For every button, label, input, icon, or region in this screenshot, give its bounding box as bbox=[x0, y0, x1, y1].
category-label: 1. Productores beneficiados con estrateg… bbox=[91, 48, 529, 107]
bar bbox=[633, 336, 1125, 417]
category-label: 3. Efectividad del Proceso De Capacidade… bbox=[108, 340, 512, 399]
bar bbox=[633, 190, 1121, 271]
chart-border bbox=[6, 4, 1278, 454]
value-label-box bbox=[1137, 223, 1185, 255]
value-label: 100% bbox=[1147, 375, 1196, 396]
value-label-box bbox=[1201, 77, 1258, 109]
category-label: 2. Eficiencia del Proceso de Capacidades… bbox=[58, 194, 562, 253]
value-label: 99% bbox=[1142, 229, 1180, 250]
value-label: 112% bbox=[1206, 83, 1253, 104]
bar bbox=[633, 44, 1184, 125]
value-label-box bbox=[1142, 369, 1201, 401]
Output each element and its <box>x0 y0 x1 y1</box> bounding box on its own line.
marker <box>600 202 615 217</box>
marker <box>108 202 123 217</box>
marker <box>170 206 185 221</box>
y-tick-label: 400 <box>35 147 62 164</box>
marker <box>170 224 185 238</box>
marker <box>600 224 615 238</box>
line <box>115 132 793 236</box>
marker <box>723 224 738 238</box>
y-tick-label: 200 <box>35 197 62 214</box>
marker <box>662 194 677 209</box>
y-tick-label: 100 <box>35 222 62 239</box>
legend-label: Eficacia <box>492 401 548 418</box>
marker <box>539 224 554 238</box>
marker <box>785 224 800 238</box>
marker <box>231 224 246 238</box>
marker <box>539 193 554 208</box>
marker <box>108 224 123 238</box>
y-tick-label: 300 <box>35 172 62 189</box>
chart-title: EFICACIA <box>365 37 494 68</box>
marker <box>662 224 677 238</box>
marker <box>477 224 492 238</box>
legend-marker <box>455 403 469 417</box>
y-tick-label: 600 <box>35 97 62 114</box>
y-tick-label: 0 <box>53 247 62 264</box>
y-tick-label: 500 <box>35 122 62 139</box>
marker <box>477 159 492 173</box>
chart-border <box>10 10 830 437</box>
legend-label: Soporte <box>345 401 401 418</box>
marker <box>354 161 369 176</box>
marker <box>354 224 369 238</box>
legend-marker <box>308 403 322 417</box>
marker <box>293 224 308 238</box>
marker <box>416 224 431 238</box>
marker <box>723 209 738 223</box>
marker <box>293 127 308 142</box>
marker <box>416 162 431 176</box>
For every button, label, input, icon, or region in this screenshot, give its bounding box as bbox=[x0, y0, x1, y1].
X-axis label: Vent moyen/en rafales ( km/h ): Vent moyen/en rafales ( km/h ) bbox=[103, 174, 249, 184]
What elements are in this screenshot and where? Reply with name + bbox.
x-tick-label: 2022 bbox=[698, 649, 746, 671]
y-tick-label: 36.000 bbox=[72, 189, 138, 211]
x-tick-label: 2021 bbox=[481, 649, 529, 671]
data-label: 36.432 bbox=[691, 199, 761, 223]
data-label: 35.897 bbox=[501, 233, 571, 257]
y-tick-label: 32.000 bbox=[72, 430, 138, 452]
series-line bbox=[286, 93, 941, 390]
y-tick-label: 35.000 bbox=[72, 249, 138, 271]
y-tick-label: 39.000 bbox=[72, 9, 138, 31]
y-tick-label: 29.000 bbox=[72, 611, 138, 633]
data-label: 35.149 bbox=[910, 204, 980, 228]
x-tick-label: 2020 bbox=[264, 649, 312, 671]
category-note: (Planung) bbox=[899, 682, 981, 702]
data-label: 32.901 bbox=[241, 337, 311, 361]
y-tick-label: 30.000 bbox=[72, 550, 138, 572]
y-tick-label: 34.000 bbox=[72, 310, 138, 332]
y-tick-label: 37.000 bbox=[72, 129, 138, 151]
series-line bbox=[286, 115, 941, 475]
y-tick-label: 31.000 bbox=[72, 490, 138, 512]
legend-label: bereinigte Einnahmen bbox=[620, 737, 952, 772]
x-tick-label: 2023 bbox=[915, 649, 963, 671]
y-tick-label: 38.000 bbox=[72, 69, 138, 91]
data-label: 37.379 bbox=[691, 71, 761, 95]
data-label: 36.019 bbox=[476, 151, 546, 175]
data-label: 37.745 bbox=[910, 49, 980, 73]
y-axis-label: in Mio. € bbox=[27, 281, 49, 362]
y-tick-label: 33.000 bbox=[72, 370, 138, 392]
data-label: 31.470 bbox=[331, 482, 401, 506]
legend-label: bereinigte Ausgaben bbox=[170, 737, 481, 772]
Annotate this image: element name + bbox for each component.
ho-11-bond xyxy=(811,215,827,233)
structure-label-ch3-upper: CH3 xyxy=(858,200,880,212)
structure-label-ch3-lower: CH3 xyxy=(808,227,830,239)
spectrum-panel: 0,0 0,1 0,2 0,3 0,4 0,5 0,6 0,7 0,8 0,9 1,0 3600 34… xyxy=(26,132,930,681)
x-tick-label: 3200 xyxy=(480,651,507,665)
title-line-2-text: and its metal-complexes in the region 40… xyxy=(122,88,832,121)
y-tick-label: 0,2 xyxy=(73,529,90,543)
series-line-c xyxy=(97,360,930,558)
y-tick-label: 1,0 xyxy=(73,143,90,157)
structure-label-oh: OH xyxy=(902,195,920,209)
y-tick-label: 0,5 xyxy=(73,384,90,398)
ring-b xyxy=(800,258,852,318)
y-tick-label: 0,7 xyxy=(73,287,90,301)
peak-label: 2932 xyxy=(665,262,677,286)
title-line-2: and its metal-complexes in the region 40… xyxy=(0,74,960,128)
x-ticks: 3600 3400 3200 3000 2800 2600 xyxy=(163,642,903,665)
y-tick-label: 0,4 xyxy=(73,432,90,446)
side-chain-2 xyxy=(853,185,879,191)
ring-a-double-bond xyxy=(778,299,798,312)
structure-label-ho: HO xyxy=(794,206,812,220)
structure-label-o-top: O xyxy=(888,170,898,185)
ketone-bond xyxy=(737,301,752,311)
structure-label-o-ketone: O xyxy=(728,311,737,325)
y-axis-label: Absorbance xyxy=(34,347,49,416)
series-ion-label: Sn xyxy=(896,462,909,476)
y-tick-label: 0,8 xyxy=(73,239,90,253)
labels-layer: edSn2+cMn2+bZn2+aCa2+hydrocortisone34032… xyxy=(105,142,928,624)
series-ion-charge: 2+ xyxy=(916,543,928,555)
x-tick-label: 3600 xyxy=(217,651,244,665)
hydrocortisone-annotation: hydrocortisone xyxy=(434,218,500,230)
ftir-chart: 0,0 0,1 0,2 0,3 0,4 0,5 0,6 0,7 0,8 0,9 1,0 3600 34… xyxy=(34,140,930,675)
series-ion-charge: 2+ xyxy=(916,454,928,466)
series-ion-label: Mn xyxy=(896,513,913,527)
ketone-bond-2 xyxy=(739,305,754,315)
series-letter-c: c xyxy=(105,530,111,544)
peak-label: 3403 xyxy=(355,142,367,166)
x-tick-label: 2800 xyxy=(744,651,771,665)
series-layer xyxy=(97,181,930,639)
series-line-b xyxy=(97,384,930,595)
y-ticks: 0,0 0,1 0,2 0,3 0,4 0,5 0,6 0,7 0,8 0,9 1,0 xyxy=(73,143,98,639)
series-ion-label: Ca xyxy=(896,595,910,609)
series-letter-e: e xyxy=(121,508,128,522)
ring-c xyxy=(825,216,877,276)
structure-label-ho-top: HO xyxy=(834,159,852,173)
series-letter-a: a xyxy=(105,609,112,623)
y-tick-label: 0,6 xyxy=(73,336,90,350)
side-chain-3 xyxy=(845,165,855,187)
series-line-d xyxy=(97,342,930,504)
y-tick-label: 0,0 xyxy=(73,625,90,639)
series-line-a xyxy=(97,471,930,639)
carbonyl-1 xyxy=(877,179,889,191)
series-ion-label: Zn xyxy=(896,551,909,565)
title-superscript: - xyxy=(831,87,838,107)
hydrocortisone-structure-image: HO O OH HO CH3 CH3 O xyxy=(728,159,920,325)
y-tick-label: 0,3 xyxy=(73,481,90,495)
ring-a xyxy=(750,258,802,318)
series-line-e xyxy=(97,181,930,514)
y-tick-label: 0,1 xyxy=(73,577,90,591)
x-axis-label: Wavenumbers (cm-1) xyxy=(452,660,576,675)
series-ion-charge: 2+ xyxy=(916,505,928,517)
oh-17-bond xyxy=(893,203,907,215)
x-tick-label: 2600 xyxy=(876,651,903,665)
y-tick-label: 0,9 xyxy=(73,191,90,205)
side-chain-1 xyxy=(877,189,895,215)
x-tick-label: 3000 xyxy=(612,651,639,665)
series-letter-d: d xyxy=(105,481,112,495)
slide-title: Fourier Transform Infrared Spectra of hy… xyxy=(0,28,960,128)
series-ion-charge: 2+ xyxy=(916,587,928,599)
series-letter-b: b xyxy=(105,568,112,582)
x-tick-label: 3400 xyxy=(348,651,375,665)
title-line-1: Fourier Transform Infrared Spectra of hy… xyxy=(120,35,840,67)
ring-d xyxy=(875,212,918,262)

▶ [Problem statement]: Extract each line above, from the very first line of the items down to and including the line with "marker <box>170 206 185 221</box>", and reproduce them verbatim.

▶ [Complete answer]:
For every button, label, input, icon, or region in this screenshot, give its bounding box as bbox=[x0, y0, x1, y1].
category-label: 1. Productores beneficiados con estrateg… bbox=[91, 48, 529, 107]
bar bbox=[633, 336, 1125, 417]
category-label: 3. Efectividad del Proceso De Capacidade… bbox=[108, 340, 512, 399]
bar bbox=[633, 190, 1121, 271]
chart-border bbox=[6, 4, 1278, 454]
value-label-box bbox=[1137, 223, 1185, 255]
value-label: 100% bbox=[1147, 375, 1196, 396]
value-label-box bbox=[1201, 77, 1258, 109]
category-label: 2. Eficiencia del Proceso de Capacidades… bbox=[58, 194, 562, 253]
value-label: 99% bbox=[1142, 229, 1180, 250]
value-label: 112% bbox=[1206, 83, 1253, 104]
bar bbox=[633, 44, 1184, 125]
value-label-box bbox=[1142, 369, 1201, 401]
Output each element and its <box>x0 y0 x1 y1</box> bounding box on its own line.
marker <box>600 202 615 217</box>
marker <box>108 202 123 217</box>
marker <box>170 206 185 221</box>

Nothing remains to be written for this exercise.